What you will do:
What follows is a listing to be transcribed exactly.

Material provided:
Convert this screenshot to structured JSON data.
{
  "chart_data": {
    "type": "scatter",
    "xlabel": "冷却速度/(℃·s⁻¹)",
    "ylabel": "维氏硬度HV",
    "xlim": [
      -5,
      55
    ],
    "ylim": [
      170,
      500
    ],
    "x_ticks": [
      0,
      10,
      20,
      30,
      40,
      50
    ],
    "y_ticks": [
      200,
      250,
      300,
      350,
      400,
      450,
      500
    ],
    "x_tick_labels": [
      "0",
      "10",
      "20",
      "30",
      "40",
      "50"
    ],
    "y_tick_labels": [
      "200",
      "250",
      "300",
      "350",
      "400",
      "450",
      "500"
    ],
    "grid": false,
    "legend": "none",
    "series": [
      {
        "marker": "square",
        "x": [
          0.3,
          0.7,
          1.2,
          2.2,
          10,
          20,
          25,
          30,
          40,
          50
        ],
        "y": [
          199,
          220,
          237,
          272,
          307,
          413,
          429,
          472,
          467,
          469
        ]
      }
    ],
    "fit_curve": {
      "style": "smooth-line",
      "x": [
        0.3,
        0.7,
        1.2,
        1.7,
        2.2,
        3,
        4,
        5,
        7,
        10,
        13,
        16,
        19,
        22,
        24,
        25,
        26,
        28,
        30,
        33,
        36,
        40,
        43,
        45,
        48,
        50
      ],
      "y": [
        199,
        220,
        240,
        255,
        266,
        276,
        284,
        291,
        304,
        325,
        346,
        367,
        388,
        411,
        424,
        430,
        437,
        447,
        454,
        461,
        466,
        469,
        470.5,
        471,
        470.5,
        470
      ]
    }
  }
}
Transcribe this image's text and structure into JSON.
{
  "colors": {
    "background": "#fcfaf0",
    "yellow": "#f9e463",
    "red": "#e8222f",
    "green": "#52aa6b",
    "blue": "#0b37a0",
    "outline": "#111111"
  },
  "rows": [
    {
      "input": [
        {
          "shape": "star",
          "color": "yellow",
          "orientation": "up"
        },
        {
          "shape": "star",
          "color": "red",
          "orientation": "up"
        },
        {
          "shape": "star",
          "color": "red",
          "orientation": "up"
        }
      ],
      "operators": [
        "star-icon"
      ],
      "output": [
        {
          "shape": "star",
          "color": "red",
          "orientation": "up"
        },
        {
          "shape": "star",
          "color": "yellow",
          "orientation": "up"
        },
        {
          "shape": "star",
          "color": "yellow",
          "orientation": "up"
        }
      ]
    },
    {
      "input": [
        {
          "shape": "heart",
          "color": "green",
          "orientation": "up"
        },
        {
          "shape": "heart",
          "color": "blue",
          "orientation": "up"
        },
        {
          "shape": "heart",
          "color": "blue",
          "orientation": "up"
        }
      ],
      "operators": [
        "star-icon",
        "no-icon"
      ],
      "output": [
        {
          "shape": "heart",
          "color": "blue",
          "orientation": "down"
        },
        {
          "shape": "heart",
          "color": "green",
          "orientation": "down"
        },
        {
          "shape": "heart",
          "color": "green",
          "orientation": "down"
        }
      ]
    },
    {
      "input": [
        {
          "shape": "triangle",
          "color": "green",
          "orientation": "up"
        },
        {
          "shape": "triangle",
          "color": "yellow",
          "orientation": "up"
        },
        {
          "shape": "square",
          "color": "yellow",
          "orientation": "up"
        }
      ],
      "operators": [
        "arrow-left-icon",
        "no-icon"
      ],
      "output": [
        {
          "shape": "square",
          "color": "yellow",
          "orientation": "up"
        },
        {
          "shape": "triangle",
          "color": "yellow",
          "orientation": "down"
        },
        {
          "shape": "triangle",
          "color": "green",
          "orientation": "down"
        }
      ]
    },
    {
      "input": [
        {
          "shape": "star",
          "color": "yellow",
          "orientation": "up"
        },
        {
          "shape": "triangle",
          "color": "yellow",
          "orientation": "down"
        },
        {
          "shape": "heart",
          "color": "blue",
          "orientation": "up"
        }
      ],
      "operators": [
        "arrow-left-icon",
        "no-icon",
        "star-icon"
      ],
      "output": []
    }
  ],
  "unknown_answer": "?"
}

Written solution:
Convert this screenshot to structured JSON data.
{
  "chart_data": {
    "type": "scatter",
    "xlabel": "冷却速度/(℃·s⁻¹)",
    "ylabel": "维氏硬度HV",
    "xlim": [
      -5,
      55
    ],
    "ylim": [
      170,
      500
    ],
    "x_ticks": [
      0,
      10,
      20,
      30,
      40,
      50
    ],
    "y_ticks": [
      200,
      250,
      300,
      350,
      400,
      450,
      500
    ],
    "x_tick_labels": [
      "0",
      "10",
      "20",
      "30",
      "40",
      "50"
    ],
    "y_tick_labels": [
      "200",
      "250",
      "300",
      "350",
      "400",
      "450",
      "500"
    ],
    "grid": false,
    "legend": "none",
    "series": [
      {
        "marker": "square",
        "x": [
          0.3,
          0.7,
          1.2,
          2.2,
          10,
          20,
          25,
          30,
          40,
          50
        ],
        "y": [
          199,
          220,
          237,
          272,
          307,
          413,
          429,
          472,
          467,
          469
        ]
      }
    ],
    "fit_curve": {
      "style": "smooth-line",
      "x": [
        0.3,
        0.7,
        1.2,
        1.7,
        2.2,
        3,
        4,
        5,
        7,
        10,
        13,
        16,
        19,
        22,
        24,
        25,
        26,
        28,
        30,
        33,
        36,
        40,
        43,
        45,
        48,
        50
      ],
      "y": [
        199,
        220,
        240,
        255,
        266,
        276,
        284,
        291,
        304,
        325,
        346,
        367,
        388,
        411,
        424,
        430,
        437,
        447,
        454,
        461,
        466,
        469,
        470.5,
        471,
        470.5,
        470
      ]
    }
  }
}
Transcribe this image's text and structure into JSON.
{
  "colors": {
    "background": "#fcfaf0",
    "yellow": "#f9e463",
    "red": "#e8222f",
    "green": "#52aa6b",
    "blue": "#0b37a0",
    "outline": "#111111"
  },
  "rows": [
    {
      "input": [
        {
          "shape": "star",
          "color": "yellow",
          "orientation": "up"
        },
        {
          "shape": "star",
          "color": "red",
          "orientation": "up"
        },
        {
          "shape": "star",
          "color": "red",
          "orientation": "up"
        }
      ],
      "operators": [
        "star-icon"
      ],
      "output": [
        {
          "shape": "star",
          "color": "red",
          "orientation": "up"
        },
        {
          "shape": "star",
          "color": "yellow",
          "orientation": "up"
        },
        {
          "shape": "star",
          "color": "yellow",
          "orientation": "up"
        }
      ]
    },
    {
      "input": [
        {
          "shape": "heart",
          "color": "green",
          "orientation": "up"
        },
        {
          "shape": "heart",
          "color": "blue",
          "orientation": "up"
        },
        {
          "shape": "heart",
          "color": "blue",
          "orientation": "up"
        }
      ],
      "operators": [
        "star-icon",
        "no-icon"
      ],
      "output": [
        {
          "shape": "heart",
          "color": "blue",
          "orientation": "down"
        },
        {
          "shape": "heart",
          "color": "green",
          "orientation": "down"
        },
        {
          "shape": "heart",
          "color": "green",
          "orientation": "down"
        }
      ]
    },
    {
      "input": [
        {
          "shape": "triangle",
          "color": "green",
          "orientation": "up"
        },
        {
          "shape": "triangle",
          "color": "yellow",
          "orientation": "up"
        },
        {
          "shape": "square",
          "color": "yellow",
          "orientation": "up"
        }
      ],
      "operators": [
        "arrow-left-icon",
        "no-icon"
      ],
      "output": [
        {
          "shape": "square",
          "color": "yellow",
          "orientation": "up"
        },
        {
          "shape": "triangle",
          "color": "yellow",
          "orientation": "down"
        },
        {
          "shape": "triangle",
          "color": "green",
          "orientation": "down"
        }
      ]
    },
    {
      "input": [
        {
          "shape": "star",
          "color": "yellow",
          "orientation": "up"
        },
        {
          "shape": "triangle",
          "color": "yellow",
          "orientation": "down"
        },
        {
          "shape": "heart",
          "color": "blue",
          "orientation": "up"
        }
      ],
      "operators": [
        "arrow-left-icon",
        "no-icon",
        "star-icon"
      ],
      "output": []
    }
  ],
  "unknown_answer": "?"
}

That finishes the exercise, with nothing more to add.